Restate word for word the lines from the one containing "What does this" through the end of the listing below, with both ends included.

## START

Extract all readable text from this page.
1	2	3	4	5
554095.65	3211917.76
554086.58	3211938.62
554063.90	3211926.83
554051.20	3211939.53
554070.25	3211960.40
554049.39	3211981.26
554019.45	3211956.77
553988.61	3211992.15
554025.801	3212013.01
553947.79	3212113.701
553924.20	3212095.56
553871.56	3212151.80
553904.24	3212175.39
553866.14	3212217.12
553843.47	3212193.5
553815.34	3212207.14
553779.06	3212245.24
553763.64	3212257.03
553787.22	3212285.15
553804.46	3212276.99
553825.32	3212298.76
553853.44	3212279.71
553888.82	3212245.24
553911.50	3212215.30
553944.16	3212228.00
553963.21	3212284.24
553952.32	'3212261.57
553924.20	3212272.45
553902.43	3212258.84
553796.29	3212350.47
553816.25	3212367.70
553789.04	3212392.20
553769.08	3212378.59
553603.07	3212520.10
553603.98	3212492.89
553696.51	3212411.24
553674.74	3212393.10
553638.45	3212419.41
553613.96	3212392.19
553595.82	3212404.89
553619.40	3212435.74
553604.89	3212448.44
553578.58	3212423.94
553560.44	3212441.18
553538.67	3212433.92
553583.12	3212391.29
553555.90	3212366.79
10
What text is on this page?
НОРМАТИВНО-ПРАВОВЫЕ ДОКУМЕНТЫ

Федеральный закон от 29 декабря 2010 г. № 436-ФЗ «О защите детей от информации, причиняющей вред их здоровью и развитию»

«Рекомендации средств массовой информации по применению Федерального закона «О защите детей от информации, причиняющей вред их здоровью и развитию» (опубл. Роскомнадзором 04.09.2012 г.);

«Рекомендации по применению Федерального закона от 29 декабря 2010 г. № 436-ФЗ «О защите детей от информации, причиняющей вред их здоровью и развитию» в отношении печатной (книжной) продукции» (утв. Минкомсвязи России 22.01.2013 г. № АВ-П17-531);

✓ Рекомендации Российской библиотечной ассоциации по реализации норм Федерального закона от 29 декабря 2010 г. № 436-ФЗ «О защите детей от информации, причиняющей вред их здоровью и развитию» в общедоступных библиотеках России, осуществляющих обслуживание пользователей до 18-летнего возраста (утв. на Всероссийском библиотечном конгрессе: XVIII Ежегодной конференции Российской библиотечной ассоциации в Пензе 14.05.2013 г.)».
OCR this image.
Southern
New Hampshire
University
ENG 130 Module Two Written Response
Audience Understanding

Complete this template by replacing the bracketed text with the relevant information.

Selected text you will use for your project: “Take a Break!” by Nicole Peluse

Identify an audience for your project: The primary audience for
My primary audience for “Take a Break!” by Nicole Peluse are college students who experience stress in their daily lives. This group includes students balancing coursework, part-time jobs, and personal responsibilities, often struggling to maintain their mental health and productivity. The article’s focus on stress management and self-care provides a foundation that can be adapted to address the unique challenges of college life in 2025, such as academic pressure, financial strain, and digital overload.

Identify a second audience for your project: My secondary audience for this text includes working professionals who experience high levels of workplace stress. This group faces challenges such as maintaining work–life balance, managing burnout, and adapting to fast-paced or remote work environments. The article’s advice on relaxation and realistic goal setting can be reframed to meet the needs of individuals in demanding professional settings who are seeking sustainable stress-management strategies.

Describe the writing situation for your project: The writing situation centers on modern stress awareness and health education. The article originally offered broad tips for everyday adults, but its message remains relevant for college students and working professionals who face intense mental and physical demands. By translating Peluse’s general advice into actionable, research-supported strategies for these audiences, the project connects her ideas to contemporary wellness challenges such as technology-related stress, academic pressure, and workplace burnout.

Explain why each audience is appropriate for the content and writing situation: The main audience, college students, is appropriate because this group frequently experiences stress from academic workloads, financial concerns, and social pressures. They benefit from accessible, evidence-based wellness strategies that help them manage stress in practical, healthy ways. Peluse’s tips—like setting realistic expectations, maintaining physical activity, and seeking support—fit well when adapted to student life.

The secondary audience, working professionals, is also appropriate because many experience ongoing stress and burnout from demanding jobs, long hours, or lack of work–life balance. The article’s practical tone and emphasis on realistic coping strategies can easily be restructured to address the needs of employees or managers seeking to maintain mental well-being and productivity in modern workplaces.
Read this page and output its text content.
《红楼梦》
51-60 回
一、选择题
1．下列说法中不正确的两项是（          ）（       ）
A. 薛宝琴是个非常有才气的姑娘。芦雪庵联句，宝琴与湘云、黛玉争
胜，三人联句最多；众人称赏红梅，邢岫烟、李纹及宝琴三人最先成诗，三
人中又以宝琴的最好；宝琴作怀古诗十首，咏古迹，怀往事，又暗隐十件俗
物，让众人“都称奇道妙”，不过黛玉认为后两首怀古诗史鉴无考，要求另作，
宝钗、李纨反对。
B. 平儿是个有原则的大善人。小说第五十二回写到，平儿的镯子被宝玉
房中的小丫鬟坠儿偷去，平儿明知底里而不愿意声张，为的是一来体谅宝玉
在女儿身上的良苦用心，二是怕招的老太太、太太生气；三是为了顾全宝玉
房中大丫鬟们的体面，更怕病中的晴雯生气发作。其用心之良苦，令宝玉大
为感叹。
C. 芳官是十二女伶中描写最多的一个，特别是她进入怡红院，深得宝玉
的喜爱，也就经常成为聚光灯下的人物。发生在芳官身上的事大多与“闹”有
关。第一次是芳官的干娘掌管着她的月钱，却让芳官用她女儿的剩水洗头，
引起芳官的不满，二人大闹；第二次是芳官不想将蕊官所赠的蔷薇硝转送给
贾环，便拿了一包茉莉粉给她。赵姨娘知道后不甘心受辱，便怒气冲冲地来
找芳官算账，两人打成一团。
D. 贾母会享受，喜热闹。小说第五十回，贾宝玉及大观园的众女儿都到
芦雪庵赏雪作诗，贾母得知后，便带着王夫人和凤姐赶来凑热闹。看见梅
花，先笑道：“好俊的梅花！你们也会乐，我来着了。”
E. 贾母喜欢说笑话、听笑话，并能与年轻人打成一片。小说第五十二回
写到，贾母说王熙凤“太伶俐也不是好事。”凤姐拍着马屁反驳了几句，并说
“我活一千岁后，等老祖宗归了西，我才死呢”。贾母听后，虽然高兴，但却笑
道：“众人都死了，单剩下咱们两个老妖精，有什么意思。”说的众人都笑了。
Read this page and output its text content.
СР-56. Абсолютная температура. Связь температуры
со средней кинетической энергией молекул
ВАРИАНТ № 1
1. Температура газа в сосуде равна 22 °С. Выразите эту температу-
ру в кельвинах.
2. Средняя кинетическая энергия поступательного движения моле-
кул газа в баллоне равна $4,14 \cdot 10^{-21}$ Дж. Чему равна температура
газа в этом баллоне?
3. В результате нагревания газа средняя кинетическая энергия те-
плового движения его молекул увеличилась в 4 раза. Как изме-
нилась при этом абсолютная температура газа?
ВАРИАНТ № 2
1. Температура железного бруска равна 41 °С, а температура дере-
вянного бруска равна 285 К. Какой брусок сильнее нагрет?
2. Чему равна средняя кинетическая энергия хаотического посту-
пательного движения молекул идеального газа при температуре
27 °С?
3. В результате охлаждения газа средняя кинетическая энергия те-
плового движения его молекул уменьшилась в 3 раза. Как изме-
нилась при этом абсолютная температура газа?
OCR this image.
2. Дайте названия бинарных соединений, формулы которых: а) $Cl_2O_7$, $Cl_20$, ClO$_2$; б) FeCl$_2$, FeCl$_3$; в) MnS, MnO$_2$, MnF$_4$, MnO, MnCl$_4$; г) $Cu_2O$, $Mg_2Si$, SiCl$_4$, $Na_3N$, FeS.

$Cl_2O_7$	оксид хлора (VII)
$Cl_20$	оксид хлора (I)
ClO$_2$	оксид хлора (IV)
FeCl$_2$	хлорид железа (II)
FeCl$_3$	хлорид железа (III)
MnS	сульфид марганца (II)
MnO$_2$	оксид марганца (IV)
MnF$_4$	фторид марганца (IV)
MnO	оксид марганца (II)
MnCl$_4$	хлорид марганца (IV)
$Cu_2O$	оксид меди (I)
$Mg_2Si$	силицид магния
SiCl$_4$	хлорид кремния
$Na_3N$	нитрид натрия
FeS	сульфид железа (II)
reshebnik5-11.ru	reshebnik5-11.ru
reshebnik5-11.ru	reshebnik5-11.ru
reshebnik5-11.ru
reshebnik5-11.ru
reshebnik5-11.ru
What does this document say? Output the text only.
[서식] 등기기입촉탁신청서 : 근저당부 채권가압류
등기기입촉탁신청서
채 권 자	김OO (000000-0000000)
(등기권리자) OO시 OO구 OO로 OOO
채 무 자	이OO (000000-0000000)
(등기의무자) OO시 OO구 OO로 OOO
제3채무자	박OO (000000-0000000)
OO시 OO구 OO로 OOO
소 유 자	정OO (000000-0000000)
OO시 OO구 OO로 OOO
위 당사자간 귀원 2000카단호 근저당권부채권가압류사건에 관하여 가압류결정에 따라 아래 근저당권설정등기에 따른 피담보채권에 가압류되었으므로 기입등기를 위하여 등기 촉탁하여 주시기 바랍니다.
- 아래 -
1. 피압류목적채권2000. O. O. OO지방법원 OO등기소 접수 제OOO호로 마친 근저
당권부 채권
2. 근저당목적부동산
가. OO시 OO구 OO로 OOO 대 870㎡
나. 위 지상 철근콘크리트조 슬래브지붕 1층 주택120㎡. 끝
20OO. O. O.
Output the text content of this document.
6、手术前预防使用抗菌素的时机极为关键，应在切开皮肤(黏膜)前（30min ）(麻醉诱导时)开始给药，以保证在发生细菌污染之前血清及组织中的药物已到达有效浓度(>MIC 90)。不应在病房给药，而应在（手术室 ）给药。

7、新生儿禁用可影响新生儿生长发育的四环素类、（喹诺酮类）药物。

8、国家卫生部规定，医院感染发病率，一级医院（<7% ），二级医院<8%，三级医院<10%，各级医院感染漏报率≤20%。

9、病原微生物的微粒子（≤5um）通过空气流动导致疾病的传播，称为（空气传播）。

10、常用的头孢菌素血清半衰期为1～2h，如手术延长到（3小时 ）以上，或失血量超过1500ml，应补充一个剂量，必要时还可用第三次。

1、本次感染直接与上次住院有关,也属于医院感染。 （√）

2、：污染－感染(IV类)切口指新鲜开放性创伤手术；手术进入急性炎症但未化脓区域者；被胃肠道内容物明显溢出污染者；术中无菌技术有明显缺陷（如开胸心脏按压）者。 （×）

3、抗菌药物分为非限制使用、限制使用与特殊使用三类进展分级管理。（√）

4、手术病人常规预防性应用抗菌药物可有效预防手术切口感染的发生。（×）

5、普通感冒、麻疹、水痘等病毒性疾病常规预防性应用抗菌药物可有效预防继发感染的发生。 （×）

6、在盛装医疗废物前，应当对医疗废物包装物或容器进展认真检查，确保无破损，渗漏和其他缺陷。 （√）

## END

[EXERCISE ANSWER]:
What does this document say? Output the text only.
[서식] 등기기입촉탁신청서 : 근저당부 채권가압류
등기기입촉탁신청서
채 권 자	김OO (000000-0000000)
(등기권리자) OO시 OO구 OO로 OOO
채 무 자	이OO (000000-0000000)
(등기의무자) OO시 OO구 OO로 OOO
제3채무자	박OO (000000-0000000)
OO시 OO구 OO로 OOO
소 유 자	정OO (000000-0000000)
OO시 OO구 OO로 OOO
위 당사자간 귀원 2000카단호 근저당권부채권가압류사건에 관하여 가압류결정에 따라 아래 근저당권설정등기에 따른 피담보채권에 가압류되었으므로 기입등기를 위하여 등기 촉탁하여 주시기 바랍니다.
- 아래 -
1. 피압류목적채권2000. O. O. OO지방법원 OO등기소 접수 제OOO호로 마친 근저
당권부 채권
2. 근저당목적부동산
가. OO시 OO구 OO로 OOO 대 870㎡
나. 위 지상 철근콘크리트조 슬래브지붕 1층 주택120㎡. 끝
20OO. O. O.
Output the text content of this document.
6、手术前预防使用抗菌素的时机极为关键，应在切开皮肤(黏膜)前（30min ）(麻醉诱导时)开始给药，以保证在发生细菌污染之前血清及组织中的药物已到达有效浓度(>MIC 90)。不应在病房给药，而应在（手术室 ）给药。

7、新生儿禁用可影响新生儿生长发育的四环素类、（喹诺酮类）药物。

8、国家卫生部规定，医院感染发病率，一级医院（<7% ），二级医院<8%，三级医院<10%，各级医院感染漏报率≤20%。

9、病原微生物的微粒子（≤5um）通过空气流动导致疾病的传播，称为（空气传播）。

10、常用的头孢菌素血清半衰期为1～2h，如手术延长到（3小时 ）以上，或失血量超过1500ml，应补充一个剂量，必要时还可用第三次。

1、本次感染直接与上次住院有关,也属于医院感染。 （√）

2、：污染－感染(IV类)切口指新鲜开放性创伤手术；手术进入急性炎症但未化脓区域者；被胃肠道内容物明显溢出污染者；术中无菌技术有明显缺陷（如开胸心脏按压）者。 （×）

3、抗菌药物分为非限制使用、限制使用与特殊使用三类进展分级管理。（√）

4、手术病人常规预防性应用抗菌药物可有效预防手术切口感染的发生。（×）

5、普通感冒、麻疹、水痘等病毒性疾病常规预防性应用抗菌药物可有效预防继发感染的发生。 （×）

6、在盛装医疗废物前，应当对医疗废物包装物或容器进展认真检查，确保无破损，渗漏和其他缺陷。 （√）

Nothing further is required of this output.